__ROWS__.
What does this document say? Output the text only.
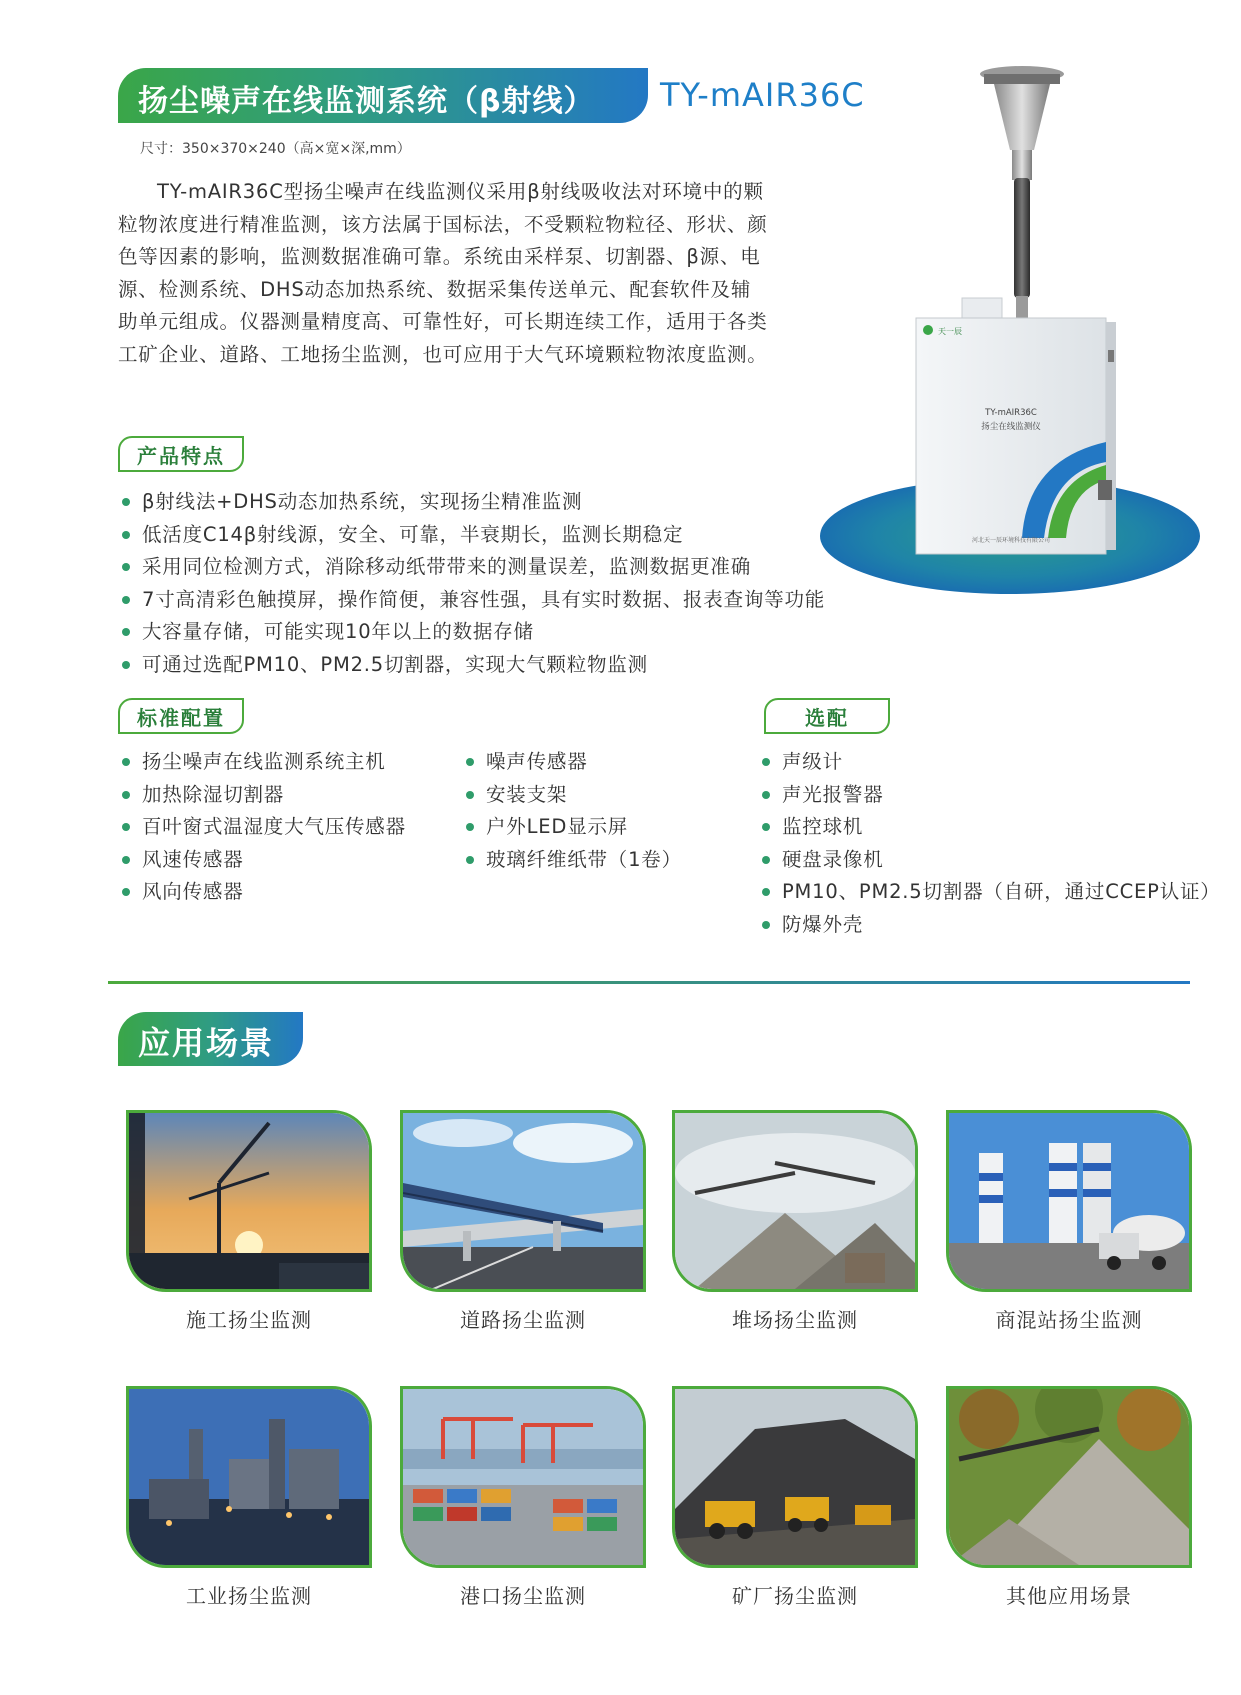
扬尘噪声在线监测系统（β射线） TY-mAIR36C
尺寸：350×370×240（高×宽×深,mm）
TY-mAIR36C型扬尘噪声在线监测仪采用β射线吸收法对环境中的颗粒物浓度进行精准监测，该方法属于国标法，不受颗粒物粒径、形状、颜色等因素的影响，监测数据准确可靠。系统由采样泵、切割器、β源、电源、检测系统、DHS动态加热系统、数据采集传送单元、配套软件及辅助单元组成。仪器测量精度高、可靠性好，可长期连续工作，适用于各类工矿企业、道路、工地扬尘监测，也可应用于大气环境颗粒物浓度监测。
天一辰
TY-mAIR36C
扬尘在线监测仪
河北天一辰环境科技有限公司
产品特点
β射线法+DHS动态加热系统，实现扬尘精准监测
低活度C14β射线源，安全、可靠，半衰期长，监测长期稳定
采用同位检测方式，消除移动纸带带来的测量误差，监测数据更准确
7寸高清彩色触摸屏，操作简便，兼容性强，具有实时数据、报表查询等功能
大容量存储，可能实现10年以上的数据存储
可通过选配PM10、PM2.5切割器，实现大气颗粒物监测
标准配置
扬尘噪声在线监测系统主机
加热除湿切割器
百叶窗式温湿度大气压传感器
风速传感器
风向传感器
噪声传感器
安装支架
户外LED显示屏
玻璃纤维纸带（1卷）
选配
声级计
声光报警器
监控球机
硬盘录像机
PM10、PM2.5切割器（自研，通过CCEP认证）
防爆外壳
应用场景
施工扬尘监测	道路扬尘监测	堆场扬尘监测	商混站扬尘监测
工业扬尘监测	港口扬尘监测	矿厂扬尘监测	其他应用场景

__REQUIREMENTS__. Give the data above again in full and unchanged, skipping the pictures.

__IN RESPONSE__.
What does this document say? Output the text only.
扬尘噪声在线监测系统（β射线） TY-mAIR36C
尺寸：350×370×240（高×宽×深,mm）
TY-mAIR36C型扬尘噪声在线监测仪采用β射线吸收法对环境中的颗粒物浓度进行精准监测，该方法属于国标法，不受颗粒物粒径、形状、颜色等因素的影响，监测数据准确可靠。系统由采样泵、切割器、β源、电源、检测系统、DHS动态加热系统、数据采集传送单元、配套软件及辅助单元组成。仪器测量精度高、可靠性好，可长期连续工作，适用于各类工矿企业、道路、工地扬尘监测，也可应用于大气环境颗粒物浓度监测。
天一辰
TY-mAIR36C
扬尘在线监测仪
河北天一辰环境科技有限公司
产品特点
β射线法+DHS动态加热系统，实现扬尘精准监测
低活度C14β射线源，安全、可靠，半衰期长，监测长期稳定
采用同位检测方式，消除移动纸带带来的测量误差，监测数据更准确
7寸高清彩色触摸屏，操作简便，兼容性强，具有实时数据、报表查询等功能
大容量存储，可能实现10年以上的数据存储
可通过选配PM10、PM2.5切割器，实现大气颗粒物监测
标准配置
扬尘噪声在线监测系统主机
加热除湿切割器
百叶窗式温湿度大气压传感器
风速传感器
风向传感器
噪声传感器
安装支架
户外LED显示屏
玻璃纤维纸带（1卷）
选配
声级计
声光报警器
监控球机
硬盘录像机
PM10、PM2.5切割器（自研，通过CCEP认证）
防爆外壳
应用场景
施工扬尘监测	道路扬尘监测	堆场扬尘监测	商混站扬尘监测
工业扬尘监测	港口扬尘监测	矿厂扬尘监测	其他应用场景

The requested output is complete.